--- EXTRACTED TEXT ---
Studio album by Conway Twitty
- Released: March 8, 1991
- Recorded: August–December 1990
- Studio: Emerald Sound Studios, Nashville, TN
- Genre: Country
- Length: 33:15
- Label: MCA
- Producer: Dee Henry Conway Twitty

Conway Twitty chronology
| Crazy In Love (1990) | Even Now (1991) | Final Touches (1993) |

= Even Now (Conway Twitty album) =

Even Now is the fifty-sixth studio album by American country music singer Conway Twitty and the last to be released during his lifetime. It was released in 1991 on MCA Records, and includes the hits "She's Got a Man on Her Mind" and "Who Did They Think He Was".

"She's Got a Man on Her Mind" was previously released as a 1989 single by the co-writer Curtis Wright, reaching No. 38 on the Hot Country Songs chart on December 23, 1989. "Someday You'll Love Me" was later recorded by singer-songwriter Jeff Knight for his 1993 Mercury Records album Easy Street.

--- RECORDS PROVIDED ---
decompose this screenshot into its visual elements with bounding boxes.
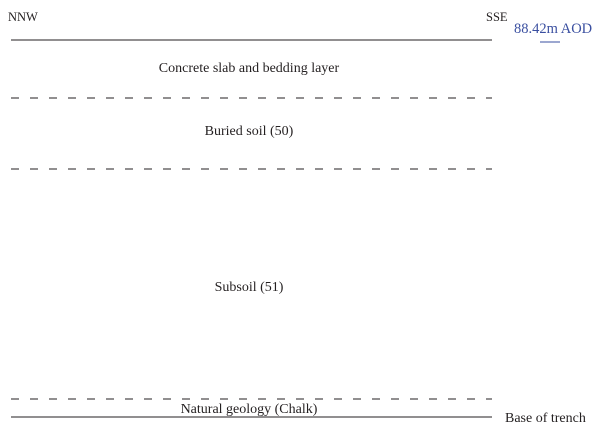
orientation-right-label: SSE: [486, 10, 508, 24]
layer-label-buried-soil: Buried soil (50): [205, 124, 294, 139]
datum-level-label: 88.42m AOD: [514, 21, 592, 37]
layer-label-natural-geology: Natural geology (Chalk): [181, 402, 318, 417]
orientation-left-label: NNW: [8, 10, 38, 24]
base-of-trench-label: Base of trench: [505, 411, 586, 426]
layer-label-subsoil: Subsoil (51): [215, 280, 284, 295]
layer-label-concrete-slab: Concrete slab and bedding layer: [159, 61, 340, 76]
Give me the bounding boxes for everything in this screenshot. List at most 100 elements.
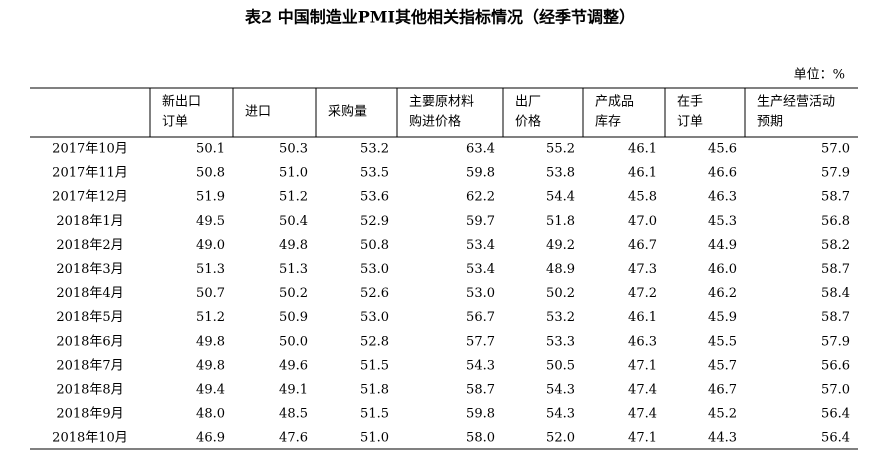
cell-value: 44.3 (708, 431, 737, 446)
cell-value: 46.2 (708, 286, 737, 301)
cell-value: 46.1 (628, 310, 657, 325)
cell-value: 49.5 (196, 214, 225, 229)
cell-value: 50.7 (196, 286, 225, 301)
cell-value: 56.7 (466, 310, 495, 325)
cell-value: 44.9 (708, 238, 737, 253)
cell-value: 46.6 (708, 166, 737, 181)
cell-value: 49.4 (196, 383, 225, 398)
cell-value: 51.0 (360, 431, 389, 446)
cell-value: 62.2 (466, 190, 495, 205)
cell-value: 50.1 (196, 142, 225, 157)
cell-value: 51.0 (279, 166, 308, 181)
cell-value: 49.8 (279, 238, 308, 253)
cell-value: 47.3 (628, 262, 657, 277)
cell-value: 59.8 (466, 166, 495, 181)
cell-value: 52.6 (360, 286, 389, 301)
row-label: 2018年2月 (56, 238, 123, 253)
cell-value: 50.8 (196, 166, 225, 181)
cell-value: 57.7 (466, 334, 495, 349)
cell-value: 58.4 (821, 286, 850, 301)
cell-value: 49.8 (196, 358, 225, 373)
cell-value: 57.0 (821, 383, 850, 398)
cell-value: 46.3 (708, 190, 737, 205)
row-label: 2018年3月 (56, 262, 123, 277)
cell-value: 50.5 (546, 358, 575, 373)
cell-value: 53.0 (466, 286, 495, 301)
cell-value: 57.9 (821, 334, 850, 349)
cell-value: 53.4 (466, 238, 495, 253)
cell-value: 52.9 (360, 214, 389, 229)
cell-value: 54.3 (546, 407, 575, 422)
row-label: 2018年1月 (56, 214, 123, 229)
cell-value: 57.0 (821, 142, 850, 157)
cell-value: 46.1 (628, 142, 657, 157)
cell-value: 58.0 (466, 431, 495, 446)
cell-value: 53.0 (360, 310, 389, 325)
column-header: 生产经营活动 (757, 95, 835, 110)
cell-value: 49.1 (279, 383, 308, 398)
cell-value: 45.2 (708, 407, 737, 422)
cell-value: 46.3 (628, 334, 657, 349)
cell-value: 57.9 (821, 166, 850, 181)
cell-value: 50.2 (546, 286, 575, 301)
cell-value: 54.3 (466, 358, 495, 373)
row-label: 2018年6月 (56, 334, 123, 349)
cell-value: 45.3 (708, 214, 737, 229)
cell-value: 51.8 (546, 214, 575, 229)
cell-value: 45.6 (708, 142, 737, 157)
cell-value: 46.7 (628, 238, 657, 253)
cell-value: 58.7 (821, 310, 850, 325)
cell-value: 47.2 (628, 286, 657, 301)
cell-value: 52.8 (360, 334, 389, 349)
cell-value: 53.5 (360, 166, 389, 181)
column-header: 价格 (515, 114, 541, 130)
cell-value: 48.5 (279, 407, 308, 422)
cell-value: 53.4 (466, 262, 495, 277)
cell-value: 51.5 (360, 358, 389, 373)
cell-value: 59.8 (466, 407, 495, 422)
cell-value: 54.3 (546, 383, 575, 398)
cell-value: 53.6 (360, 190, 389, 205)
column-header: 购进价格 (409, 114, 461, 130)
cell-value: 50.2 (279, 286, 308, 301)
cell-value: 53.2 (360, 142, 389, 157)
cell-value: 47.4 (628, 407, 657, 422)
cell-value: 50.9 (279, 310, 308, 325)
cell-value: 46.7 (708, 383, 737, 398)
cell-value: 45.9 (708, 310, 737, 325)
cell-value: 55.2 (546, 142, 575, 157)
cell-value: 48.9 (546, 262, 575, 277)
row-label: 2018年8月 (56, 383, 123, 398)
cell-value: 46.0 (708, 262, 737, 277)
cell-value: 51.3 (279, 262, 308, 277)
column-header: 采购量 (328, 104, 367, 120)
cell-value: 58.7 (466, 383, 495, 398)
unit-label: 单位：% (794, 68, 845, 83)
cell-value: 49.8 (196, 334, 225, 349)
row-label: 2018年7月 (56, 358, 123, 373)
cell-value: 47.0 (628, 214, 657, 229)
cell-value: 49.6 (279, 358, 308, 373)
cell-value: 51.2 (279, 190, 308, 205)
cell-value: 56.8 (821, 214, 850, 229)
cell-value: 45.7 (708, 358, 737, 373)
column-header: 在手 (677, 95, 703, 110)
column-header: 新出口 (162, 94, 201, 110)
cell-value: 45.8 (628, 190, 657, 205)
cell-value: 51.3 (196, 262, 225, 277)
row-label: 2017年12月 (52, 190, 128, 205)
cell-value: 58.7 (821, 190, 850, 205)
cell-value: 50.3 (279, 142, 308, 157)
row-label: 2018年4月 (56, 286, 123, 301)
cell-value: 54.4 (546, 190, 575, 205)
cell-value: 47.1 (628, 431, 657, 446)
cell-value: 63.4 (466, 142, 495, 157)
row-label: 2018年9月 (56, 407, 123, 422)
cell-value: 52.0 (546, 431, 575, 446)
cell-value: 46.1 (628, 166, 657, 181)
cell-value: 51.2 (196, 310, 225, 325)
cell-value: 46.9 (196, 431, 225, 446)
column-header: 产成品 (595, 95, 634, 110)
table-title: 表2 中国制造业PMI其他相关指标情况（经季节调整） (244, 8, 635, 27)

--- DIRECTIONS FOR THIS TASK ---
From the article about the album Even Now above, extract the portion that opens with the words containing "Even Now is" and closes with "album Easy Street.", copying it word for word.

--- EXPECTED OUTPUT ---
Even Now is the fifty-sixth studio album by American country music singer Conway Twitty and the last to be released during his lifetime. It was released in 1991 on MCA Records, and includes the hits "She's Got a Man on Her Mind" and "Who Did They Think He Was".

"She's Got a Man on Her Mind" was previously released as a 1989 single by the co-writer Curtis Wright, reaching No. 38 on the Hot Country Songs chart on December 23, 1989. "Someday You'll Love Me" was later recorded by singer-songwriter Jeff Knight for his 1993 Mercury Records album Easy Street.